Goal
Work out how many lines in the entries contain the string "name", and give nothing but that number.

====== Record excerpts ======

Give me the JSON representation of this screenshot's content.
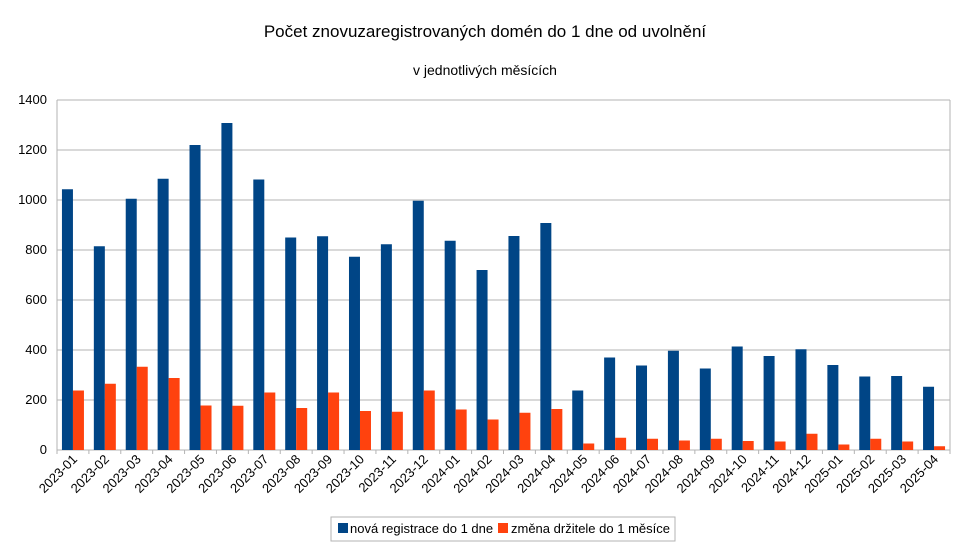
{
  "chart_data": {
    "type": "bar",
    "title": "Počet znovuzaregistrovaných domén do 1 dne od uvolnění",
    "subtitle": "v jednotlivých měsících",
    "categories": [
      "2023-01",
      "2023-02",
      "2023-03",
      "2023-04",
      "2023-05",
      "2023-06",
      "2023-07",
      "2023-08",
      "2023-09",
      "2023-10",
      "2023-11",
      "2023-12",
      "2024-01",
      "2024-02",
      "2024-03",
      "2024-04",
      "2024-05",
      "2024-06",
      "2024-07",
      "2024-08",
      "2024-09",
      "2024-10",
      "2024-11",
      "2024-12",
      "2025-01",
      "2025-02",
      "2025-03",
      "2025-04"
    ],
    "series": [
      {
        "name": "nová registrace do 1 dne",
        "color": "#004586",
        "values": [
          1043,
          815,
          1005,
          1085,
          1220,
          1308,
          1082,
          850,
          855,
          773,
          823,
          997,
          837,
          720,
          856,
          908,
          238,
          370,
          338,
          397,
          326,
          414,
          376,
          403,
          340,
          294,
          296,
          253
        ]
      },
      {
        "name": "změna držitele do 1 měsíce",
        "color": "#ff420e",
        "values": [
          238,
          265,
          333,
          288,
          178,
          177,
          230,
          168,
          230,
          156,
          153,
          238,
          162,
          122,
          149,
          164,
          26,
          49,
          45,
          38,
          45,
          36,
          34,
          65,
          22,
          45,
          34,
          15
        ]
      }
    ],
    "xlabel": "",
    "ylabel": "",
    "ylim": [
      0,
      1400
    ],
    "yticks": [
      "0",
      "200",
      "400",
      "600",
      "800",
      "1000",
      "1200",
      "1400"
    ],
    "grid": true,
    "legend_position": "bottom"
  }
}
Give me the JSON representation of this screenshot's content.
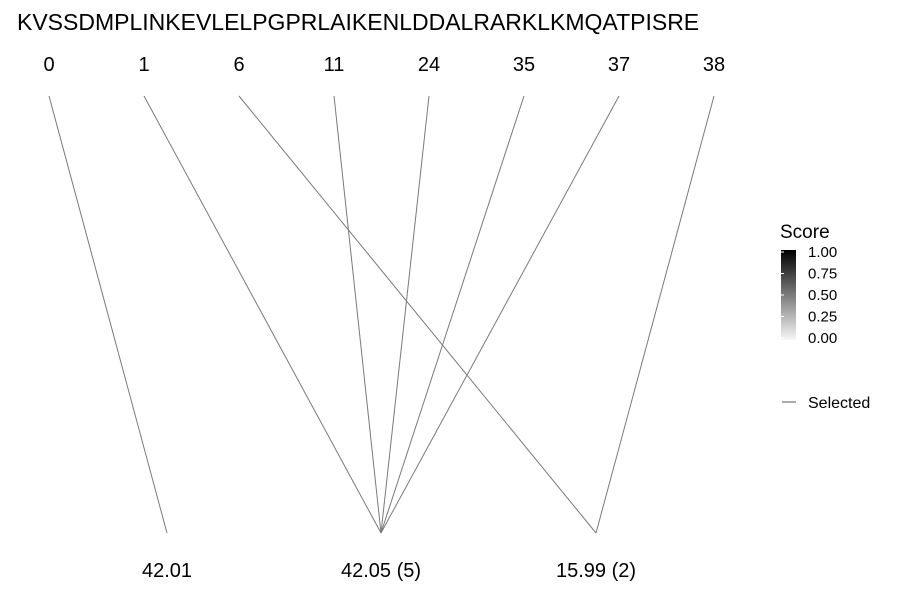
{
  "chart_data": {
    "type": "bipartite-line",
    "sequence": "KVSSDMPLINKEVLELPGPRLAIKENLDDALRARKLKMQATPISRE",
    "positions": [
      "0",
      "1",
      "6",
      "11",
      "24",
      "35",
      "37",
      "38"
    ],
    "masses": [
      "42.01",
      "42.05 (5)",
      "15.99 (2)"
    ],
    "edges": [
      {
        "from": 0,
        "to": 0
      },
      {
        "from": 1,
        "to": 1
      },
      {
        "from": 3,
        "to": 1
      },
      {
        "from": 4,
        "to": 1
      },
      {
        "from": 5,
        "to": 1
      },
      {
        "from": 6,
        "to": 1
      },
      {
        "from": 2,
        "to": 2
      },
      {
        "from": 7,
        "to": 2
      }
    ],
    "legend": {
      "score_title": "Score",
      "score_ticks": [
        "1.00",
        "0.75",
        "0.50",
        "0.25",
        "0.00"
      ],
      "selected_label": "Selected"
    }
  }
}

======

Result of this task
2